What you should do: Every line below should be copied exactly; drop the pictures.

Dataset entries on figures:
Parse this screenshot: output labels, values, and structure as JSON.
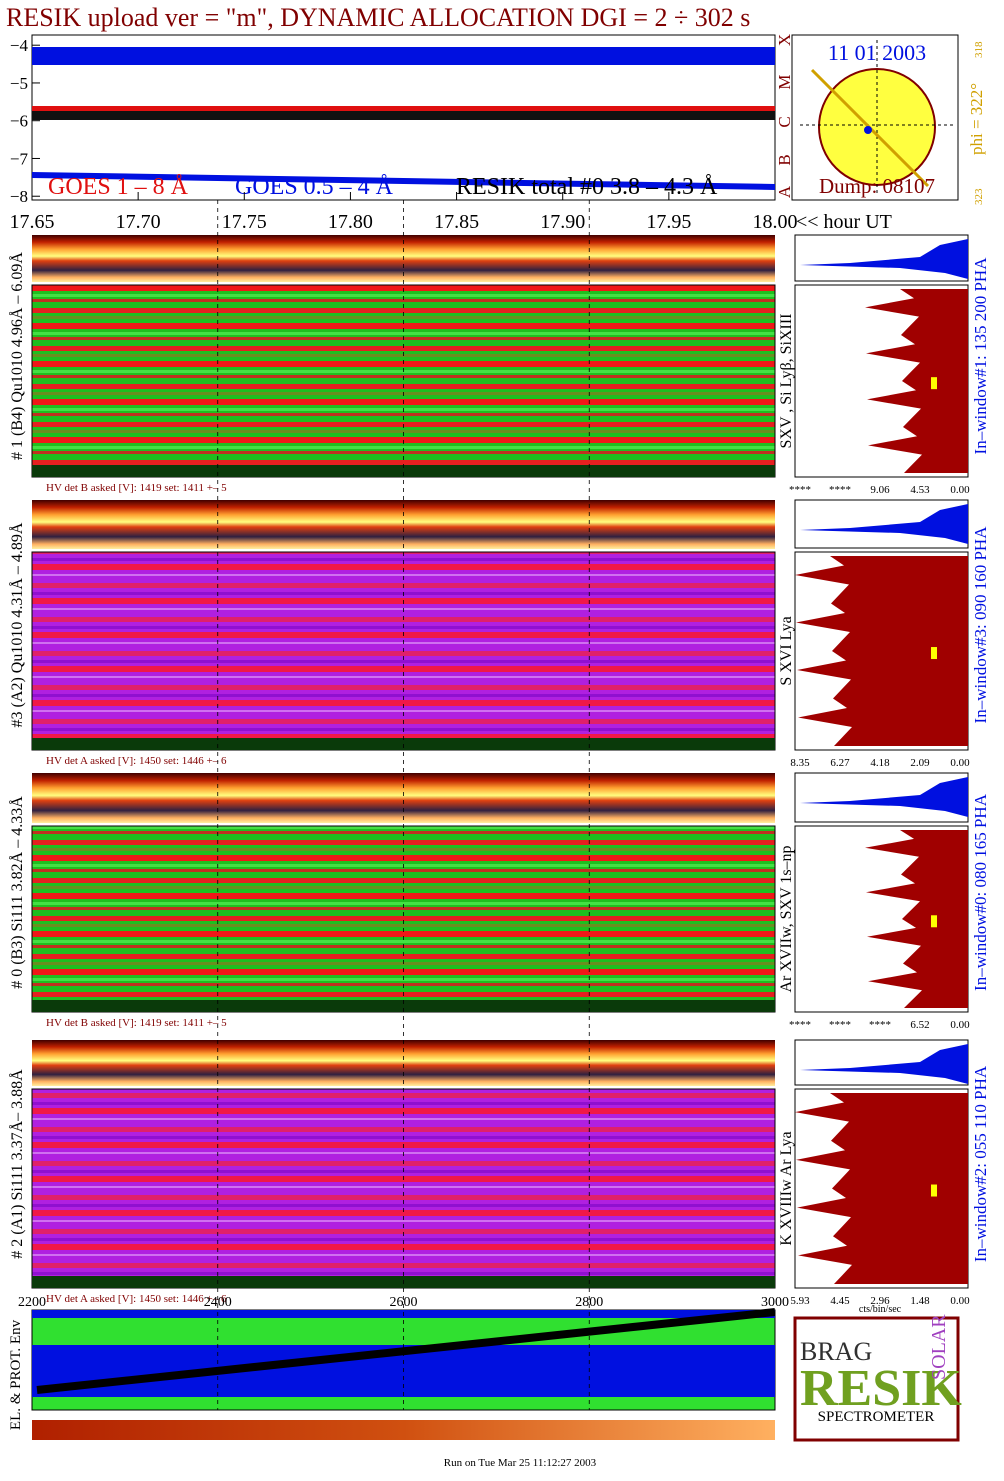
{
  "title": "RESIK upload ver = \"m\", DYNAMIC ALLOCATION  DGI =   2 ÷ 302 s",
  "goes": {
    "ylim": [
      -8.1,
      -3.73
    ],
    "yticks": [
      {
        "value": -4,
        "label": "−4"
      },
      {
        "value": -5,
        "label": "−5"
      },
      {
        "value": -6,
        "label": "−6"
      },
      {
        "value": -7,
        "label": "−7"
      },
      {
        "value": -8,
        "label": "−8"
      }
    ],
    "xlim": [
      17.65,
      18.0
    ],
    "xticks": [
      17.65,
      {
        "value": 17.7,
        "label": "17.70"
      },
      17.75,
      {
        "value": 17.8,
        "label": "17.80"
      },
      17.85,
      {
        "value": 17.9,
        "label": "17.90"
      },
      17.95,
      {
        "value": 18.0,
        "label": "18.00"
      }
    ],
    "xlabel": "<< hour UT",
    "legend": [
      "GOES 1 – 8 Å",
      "GOES 0.5 – 4 Å",
      "RESIK total #0  3.8 – 4.3 Å"
    ],
    "classes": [
      "X",
      "M",
      "C",
      "B",
      "A"
    ]
  },
  "sun": {
    "date": "11 01 2003",
    "dump": "Dump: 08107",
    "phi": "phi = 322°",
    "phi_low": "318",
    "phi_high": "323"
  },
  "panels": [
    {
      "ylabel": "# 1 (B4) Qu1010 4.96Å – 6.09Å",
      "lines": "SXV , Si Lyβ, SiXIII",
      "window": "In–window#1:  135 200 PHA",
      "hv": "HV det B asked [V]:  1419 set:  1411  +–   5",
      "hist_ticks": [
        "****",
        "****",
        "9.06",
        "4.53",
        "0.00"
      ]
    },
    {
      "ylabel": "#3 (A2) Qu1010  4.31Å – 4.89Å",
      "lines": "S XVI Lya",
      "window": "In–window#3:  090 160 PHA",
      "hv": "HV det A asked [V]:  1450 set:  1446  +–   6",
      "hist_ticks": [
        "8.35",
        "6.27",
        "4.18",
        "2.09",
        "0.00"
      ]
    },
    {
      "ylabel": "# 0 (B3) Si111  3.82Å – 4.33Å",
      "lines": "Ar XVIIw,  SXV 1s–np",
      "window": "In–window#0:  080 165 PHA",
      "hv": "HV det B asked [V]:  1419 set:  1411  +–   5",
      "hist_ticks": [
        "****",
        "****",
        "****",
        "6.52",
        "0.00"
      ]
    },
    {
      "ylabel": "# 2 (A1) Si111  3.37Å– 3.88Å",
      "lines": "K XVIIIw  Ar Lya",
      "window": "In–window#2:  055 110 PHA",
      "hv": "HV det A asked [V]:  1450 set:  1446  +–   6",
      "hist_ticks": [
        "5.93",
        "4.45",
        "2.96",
        "1.48",
        "0.00"
      ]
    }
  ],
  "hist_unit": "cts/bin/sec",
  "env": {
    "ylabel": "EL. & PROT. Env",
    "xlim": [
      2200,
      3000
    ],
    "xticks": [
      2200,
      2400,
      2600,
      2800,
      3000
    ]
  },
  "logo": {
    "brag": "BRAG",
    "resik": "RESIK",
    "solar": "SOLAR",
    "spectrometer": "SPECTROMETER"
  },
  "footer": "Run on Tue Mar 25 11:12:27 2003"
}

Result of the exercise:
Parse this screenshot: output labels, values, and structure as JSON.
{
  "title": "RESIK upload ver = \"m\", DYNAMIC ALLOCATION  DGI =   2 ÷ 302 s",
  "goes": {
    "ylim": [
      -8.1,
      -3.73
    ],
    "yticks": [
      {
        "value": -4,
        "label": "−4"
      },
      {
        "value": -5,
        "label": "−5"
      },
      {
        "value": -6,
        "label": "−6"
      },
      {
        "value": -7,
        "label": "−7"
      },
      {
        "value": -8,
        "label": "−8"
      }
    ],
    "xlim": [
      17.65,
      18.0
    ],
    "xticks": [
      17.65,
      {
        "value": 17.7,
        "label": "17.70"
      },
      17.75,
      {
        "value": 17.8,
        "label": "17.80"
      },
      17.85,
      {
        "value": 17.9,
        "label": "17.90"
      },
      17.95,
      {
        "value": 18.0,
        "label": "18.00"
      }
    ],
    "xlabel": "<< hour UT",
    "legend": [
      "GOES 1 – 8 Å",
      "GOES 0.5 – 4 Å",
      "RESIK total #0  3.8 – 4.3 Å"
    ],
    "classes": [
      "X",
      "M",
      "C",
      "B",
      "A"
    ]
  },
  "sun": {
    "date": "11 01 2003",
    "dump": "Dump: 08107",
    "phi": "phi = 322°",
    "phi_low": "318",
    "phi_high": "323"
  },
  "panels": [
    {
      "ylabel": "# 1 (B4) Qu1010 4.96Å – 6.09Å",
      "lines": "SXV , Si Lyβ, SiXIII",
      "window": "In–window#1:  135 200 PHA",
      "hv": "HV det B asked [V]:  1419 set:  1411  +–   5",
      "hist_ticks": [
        "****",
        "****",
        "9.06",
        "4.53",
        "0.00"
      ]
    },
    {
      "ylabel": "#3 (A2) Qu1010  4.31Å – 4.89Å",
      "lines": "S XVI Lya",
      "window": "In–window#3:  090 160 PHA",
      "hv": "HV det A asked [V]:  1450 set:  1446  +–   6",
      "hist_ticks": [
        "8.35",
        "6.27",
        "4.18",
        "2.09",
        "0.00"
      ]
    },
    {
      "ylabel": "# 0 (B3) Si111  3.82Å – 4.33Å",
      "lines": "Ar XVIIw,  SXV 1s–np",
      "window": "In–window#0:  080 165 PHA",
      "hv": "HV det B asked [V]:  1419 set:  1411  +–   5",
      "hist_ticks": [
        "****",
        "****",
        "****",
        "6.52",
        "0.00"
      ]
    },
    {
      "ylabel": "# 2 (A1) Si111  3.37Å– 3.88Å",
      "lines": "K XVIIIw  Ar Lya",
      "window": "In–window#2:  055 110 PHA",
      "hv": "HV det A asked [V]:  1450 set:  1446  +–   6",
      "hist_ticks": [
        "5.93",
        "4.45",
        "2.96",
        "1.48",
        "0.00"
      ]
    }
  ],
  "hist_unit": "cts/bin/sec",
  "env": {
    "ylabel": "EL. & PROT. Env",
    "xlim": [
      2200,
      3000
    ],
    "xticks": [
      2200,
      2400,
      2600,
      2800,
      3000
    ]
  },
  "logo": {
    "brag": "BRAG",
    "resik": "RESIK",
    "solar": "SOLAR",
    "spectrometer": "SPECTROMETER"
  },
  "footer": "Run on Tue Mar 25 11:12:27 2003"
}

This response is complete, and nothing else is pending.